(Extracted data entries)
** Start **

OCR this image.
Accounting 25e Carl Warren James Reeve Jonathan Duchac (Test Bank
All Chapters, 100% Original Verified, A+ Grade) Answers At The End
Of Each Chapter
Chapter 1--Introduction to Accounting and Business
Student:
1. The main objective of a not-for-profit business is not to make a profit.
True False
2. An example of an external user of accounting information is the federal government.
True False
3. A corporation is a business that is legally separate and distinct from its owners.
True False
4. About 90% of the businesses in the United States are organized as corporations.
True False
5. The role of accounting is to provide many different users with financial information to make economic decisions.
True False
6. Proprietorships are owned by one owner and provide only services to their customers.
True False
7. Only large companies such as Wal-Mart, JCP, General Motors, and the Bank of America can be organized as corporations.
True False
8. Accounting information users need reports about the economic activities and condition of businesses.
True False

** End **

= THE PROBLEM =
Extract the whole listing, character for character.

= ANSWER TO THE EXERCISE =
OCR this image.
Accounting 25e Carl Warren James Reeve Jonathan Duchac (Test Bank
All Chapters, 100% Original Verified, A+ Grade) Answers At The End
Of Each Chapter
Chapter 1--Introduction to Accounting and Business
Student:
1. The main objective of a not-for-profit business is not to make a profit.
True False
2. An example of an external user of accounting information is the federal government.
True False
3. A corporation is a business that is legally separate and distinct from its owners.
True False
4. About 90% of the businesses in the United States are organized as corporations.
True False
5. The role of accounting is to provide many different users with financial information to make economic decisions.
True False
6. Proprietorships are owned by one owner and provide only services to their customers.
True False
7. Only large companies such as Wal-Mart, JCP, General Motors, and the Bank of America can be organized as corporations.
True False
8. Accounting information users need reports about the economic activities and condition of businesses.
True False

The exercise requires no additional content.